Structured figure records
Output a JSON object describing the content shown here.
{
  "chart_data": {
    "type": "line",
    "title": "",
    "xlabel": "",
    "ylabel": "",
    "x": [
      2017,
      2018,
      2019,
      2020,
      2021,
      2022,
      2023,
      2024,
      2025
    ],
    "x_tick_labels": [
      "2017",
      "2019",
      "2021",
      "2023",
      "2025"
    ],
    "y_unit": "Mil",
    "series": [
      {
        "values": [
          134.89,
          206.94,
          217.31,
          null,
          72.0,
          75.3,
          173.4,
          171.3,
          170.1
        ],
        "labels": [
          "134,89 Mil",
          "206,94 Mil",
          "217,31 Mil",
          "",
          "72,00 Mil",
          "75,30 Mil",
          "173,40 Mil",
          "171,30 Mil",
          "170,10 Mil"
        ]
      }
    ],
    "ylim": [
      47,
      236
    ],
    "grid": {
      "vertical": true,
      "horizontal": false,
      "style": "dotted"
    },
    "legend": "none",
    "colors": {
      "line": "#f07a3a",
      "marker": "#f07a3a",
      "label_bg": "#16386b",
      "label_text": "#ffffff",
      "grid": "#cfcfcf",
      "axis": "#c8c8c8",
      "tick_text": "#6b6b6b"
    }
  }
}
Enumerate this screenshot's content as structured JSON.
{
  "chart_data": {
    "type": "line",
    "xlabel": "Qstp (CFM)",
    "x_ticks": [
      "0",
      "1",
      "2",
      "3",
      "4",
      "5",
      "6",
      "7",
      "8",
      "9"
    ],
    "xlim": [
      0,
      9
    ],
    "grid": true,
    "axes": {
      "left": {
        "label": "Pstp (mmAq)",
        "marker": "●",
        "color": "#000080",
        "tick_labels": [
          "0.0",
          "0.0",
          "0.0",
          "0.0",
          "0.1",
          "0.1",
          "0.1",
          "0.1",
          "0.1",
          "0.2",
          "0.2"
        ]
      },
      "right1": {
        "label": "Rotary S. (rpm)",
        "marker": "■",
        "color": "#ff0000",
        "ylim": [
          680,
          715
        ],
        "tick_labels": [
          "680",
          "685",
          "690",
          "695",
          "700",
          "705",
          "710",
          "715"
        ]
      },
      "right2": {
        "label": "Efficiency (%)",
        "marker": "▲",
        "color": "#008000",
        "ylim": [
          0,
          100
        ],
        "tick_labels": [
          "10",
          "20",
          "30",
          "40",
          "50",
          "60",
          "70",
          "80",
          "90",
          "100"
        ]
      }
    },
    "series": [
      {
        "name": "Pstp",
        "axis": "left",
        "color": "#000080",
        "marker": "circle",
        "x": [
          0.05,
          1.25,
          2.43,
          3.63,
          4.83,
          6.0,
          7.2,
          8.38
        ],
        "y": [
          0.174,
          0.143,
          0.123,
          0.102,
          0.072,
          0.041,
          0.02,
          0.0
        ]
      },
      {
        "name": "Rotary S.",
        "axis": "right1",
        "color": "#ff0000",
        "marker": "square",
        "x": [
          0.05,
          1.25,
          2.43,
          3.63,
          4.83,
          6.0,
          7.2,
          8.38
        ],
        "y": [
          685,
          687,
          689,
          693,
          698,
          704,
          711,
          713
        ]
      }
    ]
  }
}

Task directions
Every record should be repeated exactly; please leave none out.

Worked answer
Output a JSON object describing the content shown here.
{
  "chart_data": {
    "type": "line",
    "title": "",
    "xlabel": "",
    "ylabel": "",
    "x": [
      2017,
      2018,
      2019,
      2020,
      2021,
      2022,
      2023,
      2024,
      2025
    ],
    "x_tick_labels": [
      "2017",
      "2019",
      "2021",
      "2023",
      "2025"
    ],
    "y_unit": "Mil",
    "series": [
      {
        "values": [
          134.89,
          206.94,
          217.31,
          null,
          72.0,
          75.3,
          173.4,
          171.3,
          170.1
        ],
        "labels": [
          "134,89 Mil",
          "206,94 Mil",
          "217,31 Mil",
          "",
          "72,00 Mil",
          "75,30 Mil",
          "173,40 Mil",
          "171,30 Mil",
          "170,10 Mil"
        ]
      }
    ],
    "ylim": [
      47,
      236
    ],
    "grid": {
      "vertical": true,
      "horizontal": false,
      "style": "dotted"
    },
    "legend": "none",
    "colors": {
      "line": "#f07a3a",
      "marker": "#f07a3a",
      "label_bg": "#16386b",
      "label_text": "#ffffff",
      "grid": "#cfcfcf",
      "axis": "#c8c8c8",
      "tick_text": "#6b6b6b"
    }
  }
}
Enumerate this screenshot's content as structured JSON.
{
  "chart_data": {
    "type": "line",
    "xlabel": "Qstp (CFM)",
    "x_ticks": [
      "0",
      "1",
      "2",
      "3",
      "4",
      "5",
      "6",
      "7",
      "8",
      "9"
    ],
    "xlim": [
      0,
      9
    ],
    "grid": true,
    "axes": {
      "left": {
        "label": "Pstp (mmAq)",
        "marker": "●",
        "color": "#000080",
        "tick_labels": [
          "0.0",
          "0.0",
          "0.0",
          "0.0",
          "0.1",
          "0.1",
          "0.1",
          "0.1",
          "0.1",
          "0.2",
          "0.2"
        ]
      },
      "right1": {
        "label": "Rotary S. (rpm)",
        "marker": "■",
        "color": "#ff0000",
        "ylim": [
          680,
          715
        ],
        "tick_labels": [
          "680",
          "685",
          "690",
          "695",
          "700",
          "705",
          "710",
          "715"
        ]
      },
      "right2": {
        "label": "Efficiency (%)",
        "marker": "▲",
        "color": "#008000",
        "ylim": [
          0,
          100
        ],
        "tick_labels": [
          "10",
          "20",
          "30",
          "40",
          "50",
          "60",
          "70",
          "80",
          "90",
          "100"
        ]
      }
    },
    "series": [
      {
        "name": "Pstp",
        "axis": "left",
        "color": "#000080",
        "marker": "circle",
        "x": [
          0.05,
          1.25,
          2.43,
          3.63,
          4.83,
          6.0,
          7.2,
          8.38
        ],
        "y": [
          0.174,
          0.143,
          0.123,
          0.102,
          0.072,
          0.041,
          0.02,
          0.0
        ]
      },
      {
        "name": "Rotary S.",
        "axis": "right1",
        "color": "#ff0000",
        "marker": "square",
        "x": [
          0.05,
          1.25,
          2.43,
          3.63,
          4.83,
          6.0,
          7.2,
          8.38
        ],
        "y": [
          685,
          687,
          689,
          693,
          698,
          704,
          711,
          713
        ]
      }
    ]
  }
}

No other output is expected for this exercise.